[Chart and figure data]
= = = =
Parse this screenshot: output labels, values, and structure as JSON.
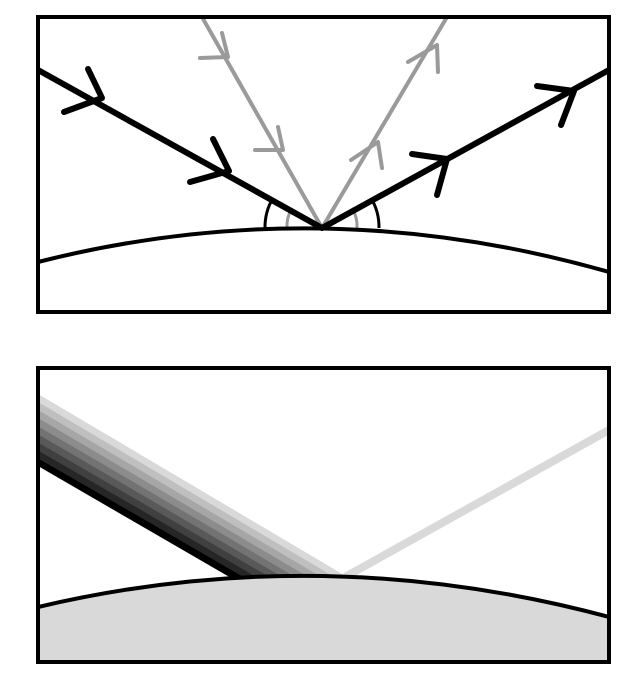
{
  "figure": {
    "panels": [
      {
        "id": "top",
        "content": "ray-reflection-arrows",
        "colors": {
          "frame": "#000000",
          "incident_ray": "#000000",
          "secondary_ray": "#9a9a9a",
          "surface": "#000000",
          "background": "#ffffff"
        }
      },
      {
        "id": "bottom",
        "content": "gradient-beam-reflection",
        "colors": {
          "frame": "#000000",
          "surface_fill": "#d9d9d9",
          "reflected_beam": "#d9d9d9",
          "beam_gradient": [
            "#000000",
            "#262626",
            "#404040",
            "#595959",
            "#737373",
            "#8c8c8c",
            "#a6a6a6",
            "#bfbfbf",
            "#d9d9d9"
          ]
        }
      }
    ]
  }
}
= = = =
TASK DETAILS — Return every line of the records exactly as given, pictures excluded.

ANSWER FOR THE TASK —
Parse this screenshot: output labels, values, and structure as JSON.
{
  "figure": {
    "panels": [
      {
        "id": "top",
        "content": "ray-reflection-arrows",
        "colors": {
          "frame": "#000000",
          "incident_ray": "#000000",
          "secondary_ray": "#9a9a9a",
          "surface": "#000000",
          "background": "#ffffff"
        }
      },
      {
        "id": "bottom",
        "content": "gradient-beam-reflection",
        "colors": {
          "frame": "#000000",
          "surface_fill": "#d9d9d9",
          "reflected_beam": "#d9d9d9",
          "beam_gradient": [
            "#000000",
            "#262626",
            "#404040",
            "#595959",
            "#737373",
            "#8c8c8c",
            "#a6a6a6",
            "#bfbfbf",
            "#d9d9d9"
          ]
        }
      }
    ]
  }
}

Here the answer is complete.